* _LISTED RECORDS_
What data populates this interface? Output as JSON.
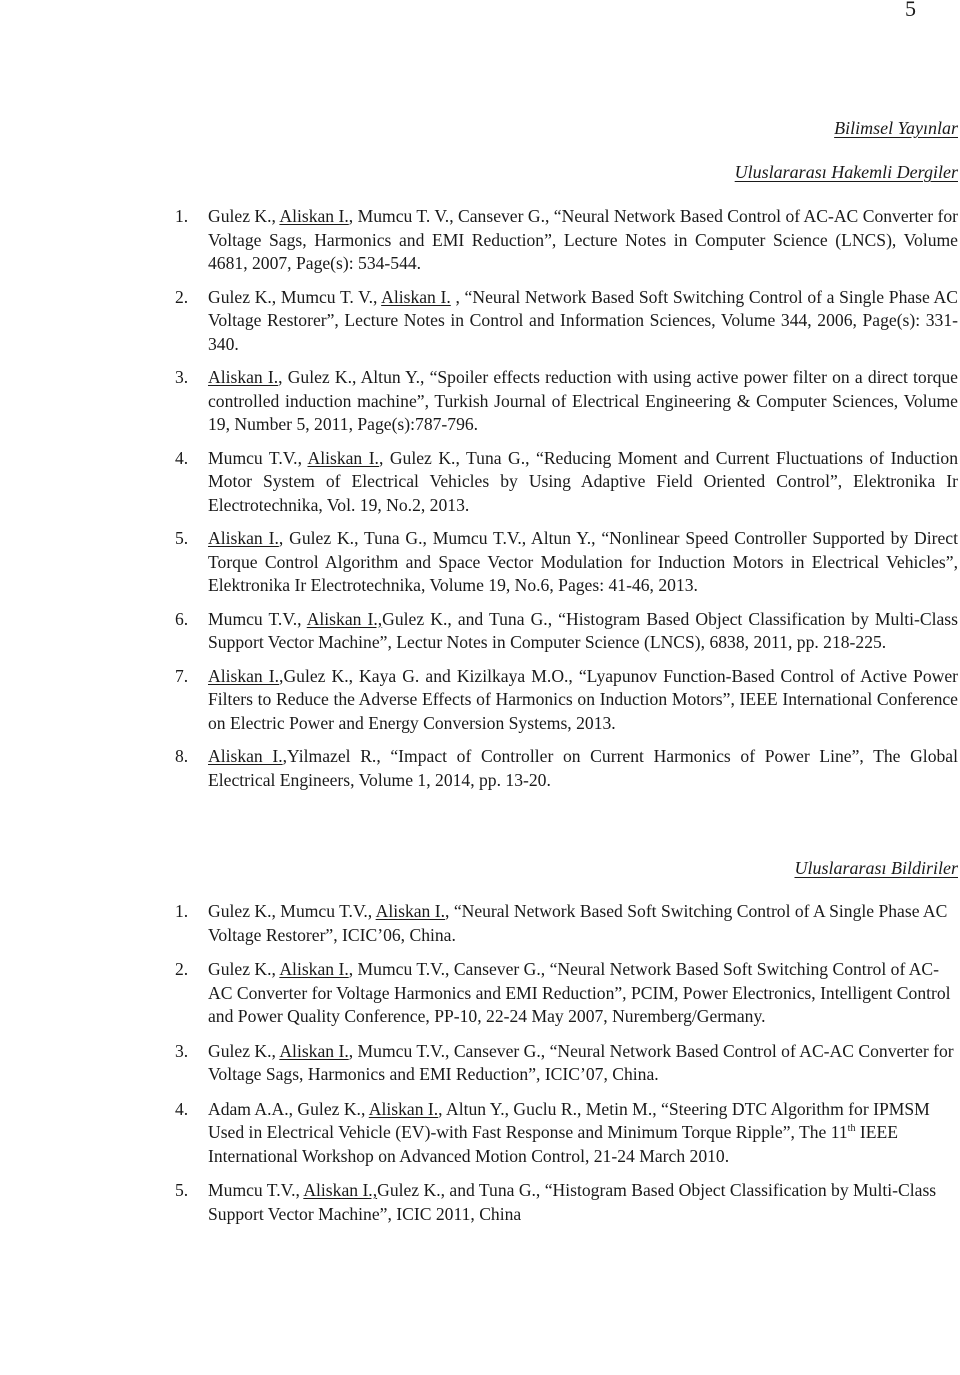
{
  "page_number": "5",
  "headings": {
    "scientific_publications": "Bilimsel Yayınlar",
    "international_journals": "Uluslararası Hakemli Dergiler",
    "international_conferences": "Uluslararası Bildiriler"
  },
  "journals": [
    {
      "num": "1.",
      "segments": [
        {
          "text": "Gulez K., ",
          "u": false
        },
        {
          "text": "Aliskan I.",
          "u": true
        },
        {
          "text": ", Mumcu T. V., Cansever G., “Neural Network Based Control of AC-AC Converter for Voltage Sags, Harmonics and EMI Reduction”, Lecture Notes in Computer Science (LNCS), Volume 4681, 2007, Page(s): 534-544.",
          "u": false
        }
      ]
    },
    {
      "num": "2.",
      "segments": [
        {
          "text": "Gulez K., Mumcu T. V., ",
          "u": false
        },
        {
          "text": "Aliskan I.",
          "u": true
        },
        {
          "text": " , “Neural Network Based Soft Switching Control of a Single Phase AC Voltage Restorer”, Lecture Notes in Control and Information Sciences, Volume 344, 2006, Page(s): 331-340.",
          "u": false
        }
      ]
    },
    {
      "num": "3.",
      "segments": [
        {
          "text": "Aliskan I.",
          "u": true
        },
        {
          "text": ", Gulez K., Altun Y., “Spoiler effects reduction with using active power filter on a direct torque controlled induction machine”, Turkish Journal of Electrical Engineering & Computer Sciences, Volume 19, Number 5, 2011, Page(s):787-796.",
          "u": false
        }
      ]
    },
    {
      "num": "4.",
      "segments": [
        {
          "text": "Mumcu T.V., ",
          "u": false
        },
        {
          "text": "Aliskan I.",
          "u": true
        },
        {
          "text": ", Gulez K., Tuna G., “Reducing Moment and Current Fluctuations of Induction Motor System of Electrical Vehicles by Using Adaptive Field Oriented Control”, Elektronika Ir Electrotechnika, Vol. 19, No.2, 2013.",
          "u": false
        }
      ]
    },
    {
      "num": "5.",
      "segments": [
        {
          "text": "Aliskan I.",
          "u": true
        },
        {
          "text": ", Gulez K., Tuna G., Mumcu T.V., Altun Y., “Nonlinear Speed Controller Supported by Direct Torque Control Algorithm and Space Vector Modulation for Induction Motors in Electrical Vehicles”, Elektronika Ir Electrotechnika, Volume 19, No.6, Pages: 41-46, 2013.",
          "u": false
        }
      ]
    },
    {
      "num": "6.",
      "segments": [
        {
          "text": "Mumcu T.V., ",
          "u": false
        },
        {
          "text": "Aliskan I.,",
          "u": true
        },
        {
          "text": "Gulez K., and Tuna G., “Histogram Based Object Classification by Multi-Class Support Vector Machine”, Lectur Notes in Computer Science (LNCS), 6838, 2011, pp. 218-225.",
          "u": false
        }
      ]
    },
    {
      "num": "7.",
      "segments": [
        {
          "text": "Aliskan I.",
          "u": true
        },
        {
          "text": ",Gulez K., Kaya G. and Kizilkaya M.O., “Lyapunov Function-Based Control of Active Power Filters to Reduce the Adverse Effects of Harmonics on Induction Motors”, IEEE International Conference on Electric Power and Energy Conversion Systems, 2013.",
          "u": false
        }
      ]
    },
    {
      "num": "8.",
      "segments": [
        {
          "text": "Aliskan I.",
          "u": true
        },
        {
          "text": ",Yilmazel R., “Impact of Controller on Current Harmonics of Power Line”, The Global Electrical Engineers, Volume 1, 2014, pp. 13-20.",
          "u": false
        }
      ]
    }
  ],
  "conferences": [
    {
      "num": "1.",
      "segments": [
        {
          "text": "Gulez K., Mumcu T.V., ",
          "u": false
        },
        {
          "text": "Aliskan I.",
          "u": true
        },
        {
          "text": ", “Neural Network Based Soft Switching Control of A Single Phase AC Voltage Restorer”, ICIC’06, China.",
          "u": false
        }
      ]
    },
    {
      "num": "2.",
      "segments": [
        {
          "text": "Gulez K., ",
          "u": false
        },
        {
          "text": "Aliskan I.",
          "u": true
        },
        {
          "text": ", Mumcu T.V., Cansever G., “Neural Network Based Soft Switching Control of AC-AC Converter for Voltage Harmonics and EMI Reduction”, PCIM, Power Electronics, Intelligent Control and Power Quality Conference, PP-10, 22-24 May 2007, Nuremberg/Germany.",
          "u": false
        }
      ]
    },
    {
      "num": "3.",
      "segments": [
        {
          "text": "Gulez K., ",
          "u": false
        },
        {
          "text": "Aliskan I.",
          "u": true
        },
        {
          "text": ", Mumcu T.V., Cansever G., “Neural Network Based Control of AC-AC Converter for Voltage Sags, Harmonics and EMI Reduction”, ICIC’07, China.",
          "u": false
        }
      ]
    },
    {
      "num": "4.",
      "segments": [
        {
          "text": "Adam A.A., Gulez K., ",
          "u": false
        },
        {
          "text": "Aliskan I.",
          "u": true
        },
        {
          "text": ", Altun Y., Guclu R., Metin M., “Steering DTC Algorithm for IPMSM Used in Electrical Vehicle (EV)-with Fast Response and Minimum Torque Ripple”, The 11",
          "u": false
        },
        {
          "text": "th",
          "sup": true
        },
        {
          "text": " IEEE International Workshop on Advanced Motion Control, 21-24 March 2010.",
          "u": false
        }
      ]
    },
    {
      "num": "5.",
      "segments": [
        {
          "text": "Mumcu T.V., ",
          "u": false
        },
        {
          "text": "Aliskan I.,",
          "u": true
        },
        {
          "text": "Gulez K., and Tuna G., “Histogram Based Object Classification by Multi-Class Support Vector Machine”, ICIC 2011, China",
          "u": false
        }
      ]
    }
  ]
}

* _JOB_
Find the lines above that contain the word "Object" and collect them.

* _FINAL RESULT_
          "text": "Gulez K., and Tuna G., “Histogram Based Object Classification by Multi-Class Support Vector Machine”, Lectur Notes in Computer Science (LNCS), 6838, 2011, pp. 218-225.",
          "text": "Gulez K., and Tuna G., “Histogram Based Object Classification by Multi-Class Support Vector Machine”, ICIC 2011, China",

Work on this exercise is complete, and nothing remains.